[Dataset items]

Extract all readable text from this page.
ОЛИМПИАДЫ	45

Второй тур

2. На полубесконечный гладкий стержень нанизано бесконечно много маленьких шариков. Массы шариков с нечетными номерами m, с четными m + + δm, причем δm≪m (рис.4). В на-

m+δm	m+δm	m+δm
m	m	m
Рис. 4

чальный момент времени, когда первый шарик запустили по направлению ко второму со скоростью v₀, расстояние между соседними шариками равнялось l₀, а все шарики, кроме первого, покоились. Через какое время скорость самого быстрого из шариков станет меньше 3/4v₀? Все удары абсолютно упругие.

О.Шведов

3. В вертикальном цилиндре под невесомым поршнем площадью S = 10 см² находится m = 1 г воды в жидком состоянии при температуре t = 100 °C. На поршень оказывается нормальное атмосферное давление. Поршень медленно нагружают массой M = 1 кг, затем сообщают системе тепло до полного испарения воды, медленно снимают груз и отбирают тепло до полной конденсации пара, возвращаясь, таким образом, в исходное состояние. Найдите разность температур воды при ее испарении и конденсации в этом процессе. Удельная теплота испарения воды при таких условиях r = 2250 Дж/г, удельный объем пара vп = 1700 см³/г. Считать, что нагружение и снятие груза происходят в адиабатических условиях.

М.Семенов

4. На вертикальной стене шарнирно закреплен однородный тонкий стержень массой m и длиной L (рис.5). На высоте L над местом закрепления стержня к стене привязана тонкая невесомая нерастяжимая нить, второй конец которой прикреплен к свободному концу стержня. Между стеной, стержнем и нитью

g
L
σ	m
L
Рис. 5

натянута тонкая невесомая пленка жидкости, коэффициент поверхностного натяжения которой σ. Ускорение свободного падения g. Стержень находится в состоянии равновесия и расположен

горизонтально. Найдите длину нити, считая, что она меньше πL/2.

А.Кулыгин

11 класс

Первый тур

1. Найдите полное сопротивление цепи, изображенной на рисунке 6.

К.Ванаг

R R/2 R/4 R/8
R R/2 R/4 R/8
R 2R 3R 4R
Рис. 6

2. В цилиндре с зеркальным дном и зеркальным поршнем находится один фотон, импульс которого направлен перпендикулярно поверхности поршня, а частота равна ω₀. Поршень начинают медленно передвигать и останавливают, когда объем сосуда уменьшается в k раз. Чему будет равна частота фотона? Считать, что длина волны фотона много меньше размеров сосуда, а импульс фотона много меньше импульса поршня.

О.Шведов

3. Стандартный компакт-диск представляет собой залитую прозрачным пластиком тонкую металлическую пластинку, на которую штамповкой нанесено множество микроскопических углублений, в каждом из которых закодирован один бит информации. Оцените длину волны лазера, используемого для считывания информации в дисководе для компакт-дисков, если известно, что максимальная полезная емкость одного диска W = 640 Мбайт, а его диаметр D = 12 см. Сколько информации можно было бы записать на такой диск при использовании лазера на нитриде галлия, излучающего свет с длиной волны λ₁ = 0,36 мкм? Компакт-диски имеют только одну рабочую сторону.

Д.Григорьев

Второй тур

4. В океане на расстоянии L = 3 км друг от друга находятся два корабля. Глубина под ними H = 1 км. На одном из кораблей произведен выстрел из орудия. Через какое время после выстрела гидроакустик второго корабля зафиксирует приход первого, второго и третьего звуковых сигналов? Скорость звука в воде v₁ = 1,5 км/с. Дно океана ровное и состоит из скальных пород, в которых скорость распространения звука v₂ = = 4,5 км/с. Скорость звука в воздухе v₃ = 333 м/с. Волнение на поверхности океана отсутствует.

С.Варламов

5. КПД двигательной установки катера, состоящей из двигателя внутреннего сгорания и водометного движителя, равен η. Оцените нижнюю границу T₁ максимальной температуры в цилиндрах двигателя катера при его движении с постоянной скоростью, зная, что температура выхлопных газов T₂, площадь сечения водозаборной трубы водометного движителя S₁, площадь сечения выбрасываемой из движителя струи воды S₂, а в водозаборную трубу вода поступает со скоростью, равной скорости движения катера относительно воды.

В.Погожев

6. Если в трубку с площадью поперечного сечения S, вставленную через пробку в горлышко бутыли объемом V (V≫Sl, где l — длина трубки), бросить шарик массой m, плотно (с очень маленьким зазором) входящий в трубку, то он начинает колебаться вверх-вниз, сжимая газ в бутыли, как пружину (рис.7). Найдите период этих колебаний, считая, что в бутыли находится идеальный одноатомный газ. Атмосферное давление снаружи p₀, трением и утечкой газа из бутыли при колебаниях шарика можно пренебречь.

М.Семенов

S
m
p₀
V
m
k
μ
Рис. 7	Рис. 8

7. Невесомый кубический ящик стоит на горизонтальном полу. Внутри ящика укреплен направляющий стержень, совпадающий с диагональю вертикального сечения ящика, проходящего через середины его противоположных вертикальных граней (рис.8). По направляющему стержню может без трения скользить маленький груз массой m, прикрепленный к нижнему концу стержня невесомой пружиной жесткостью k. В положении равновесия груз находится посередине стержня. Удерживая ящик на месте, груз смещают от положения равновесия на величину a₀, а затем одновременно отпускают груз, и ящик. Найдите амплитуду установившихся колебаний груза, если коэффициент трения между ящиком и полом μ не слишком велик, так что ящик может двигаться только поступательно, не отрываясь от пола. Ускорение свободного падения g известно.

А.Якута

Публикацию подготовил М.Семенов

§ **Exercise description**: Write out the complete set of records exactly as given.

§ **Output of the exercise**:
Extract all readable text from this page.
ОЛИМПИАДЫ	45

Второй тур

2. На полубесконечный гладкий стержень нанизано бесконечно много маленьких шариков. Массы шариков с нечетными номерами m, с четными m + + δm, причем δm≪m (рис.4). В на-

m+δm	m+δm	m+δm
m	m	m
Рис. 4

чальный момент времени, когда первый шарик запустили по направлению ко второму со скоростью v₀, расстояние между соседними шариками равнялось l₀, а все шарики, кроме первого, покоились. Через какое время скорость самого быстрого из шариков станет меньше 3/4v₀? Все удары абсолютно упругие.

О.Шведов

3. В вертикальном цилиндре под невесомым поршнем площадью S = 10 см² находится m = 1 г воды в жидком состоянии при температуре t = 100 °C. На поршень оказывается нормальное атмосферное давление. Поршень медленно нагружают массой M = 1 кг, затем сообщают системе тепло до полного испарения воды, медленно снимают груз и отбирают тепло до полной конденсации пара, возвращаясь, таким образом, в исходное состояние. Найдите разность температур воды при ее испарении и конденсации в этом процессе. Удельная теплота испарения воды при таких условиях r = 2250 Дж/г, удельный объем пара vп = 1700 см³/г. Считать, что нагружение и снятие груза происходят в адиабатических условиях.

М.Семенов

4. На вертикальной стене шарнирно закреплен однородный тонкий стержень массой m и длиной L (рис.5). На высоте L над местом закрепления стержня к стене привязана тонкая невесомая нерастяжимая нить, второй конец которой прикреплен к свободному концу стержня. Между стеной, стержнем и нитью

g
L
σ	m
L
Рис. 5

натянута тонкая невесомая пленка жидкости, коэффициент поверхностного натяжения которой σ. Ускорение свободного падения g. Стержень находится в состоянии равновесия и расположен

горизонтально. Найдите длину нити, считая, что она меньше πL/2.

А.Кулыгин

11 класс

Первый тур

1. Найдите полное сопротивление цепи, изображенной на рисунке 6.

К.Ванаг

R R/2 R/4 R/8
R R/2 R/4 R/8
R 2R 3R 4R
Рис. 6

2. В цилиндре с зеркальным дном и зеркальным поршнем находится один фотон, импульс которого направлен перпендикулярно поверхности поршня, а частота равна ω₀. Поршень начинают медленно передвигать и останавливают, когда объем сосуда уменьшается в k раз. Чему будет равна частота фотона? Считать, что длина волны фотона много меньше размеров сосуда, а импульс фотона много меньше импульса поршня.

О.Шведов

3. Стандартный компакт-диск представляет собой залитую прозрачным пластиком тонкую металлическую пластинку, на которую штамповкой нанесено множество микроскопических углублений, в каждом из которых закодирован один бит информации. Оцените длину волны лазера, используемого для считывания информации в дисководе для компакт-дисков, если известно, что максимальная полезная емкость одного диска W = 640 Мбайт, а его диаметр D = 12 см. Сколько информации можно было бы записать на такой диск при использовании лазера на нитриде галлия, излучающего свет с длиной волны λ₁ = 0,36 мкм? Компакт-диски имеют только одну рабочую сторону.

Д.Григорьев

Второй тур

4. В океане на расстоянии L = 3 км друг от друга находятся два корабля. Глубина под ними H = 1 км. На одном из кораблей произведен выстрел из орудия. Через какое время после выстрела гидроакустик второго корабля зафиксирует приход первого, второго и третьего звуковых сигналов? Скорость звука в воде v₁ = 1,5 км/с. Дно океана ровное и состоит из скальных пород, в которых скорость распространения звука v₂ = = 4,5 км/с. Скорость звука в воздухе v₃ = 333 м/с. Волнение на поверхности океана отсутствует.

С.Варламов

5. КПД двигательной установки катера, состоящей из двигателя внутреннего сгорания и водометного движителя, равен η. Оцените нижнюю границу T₁ максимальной температуры в цилиндрах двигателя катера при его движении с постоянной скоростью, зная, что температура выхлопных газов T₂, площадь сечения водозаборной трубы водометного движителя S₁, площадь сечения выбрасываемой из движителя струи воды S₂, а в водозаборную трубу вода поступает со скоростью, равной скорости движения катера относительно воды.

В.Погожев

6. Если в трубку с площадью поперечного сечения S, вставленную через пробку в горлышко бутыли объемом V (V≫Sl, где l — длина трубки), бросить шарик массой m, плотно (с очень маленьким зазором) входящий в трубку, то он начинает колебаться вверх-вниз, сжимая газ в бутыли, как пружину (рис.7). Найдите период этих колебаний, считая, что в бутыли находится идеальный одноатомный газ. Атмосферное давление снаружи p₀, трением и утечкой газа из бутыли при колебаниях шарика можно пренебречь.

М.Семенов

S
m
p₀
V
m
k
μ
Рис. 7	Рис. 8

7. Невесомый кубический ящик стоит на горизонтальном полу. Внутри ящика укреплен направляющий стержень, совпадающий с диагональю вертикального сечения ящика, проходящего через середины его противоположных вертикальных граней (рис.8). По направляющему стержню может без трения скользить маленький груз массой m, прикрепленный к нижнему концу стержня невесомой пружиной жесткостью k. В положении равновесия груз находится посередине стержня. Удерживая ящик на месте, груз смещают от положения равновесия на величину a₀, а затем одновременно отпускают груз, и ящик. Найдите амплитуду установившихся колебаний груза, если коэффициент трения между ящиком и полом μ не слишком велик, так что ящик может двигаться только поступательно, не отрываясь от пола. Ускорение свободного падения g известно.

А.Якута

Публикацию подготовил М.Семенов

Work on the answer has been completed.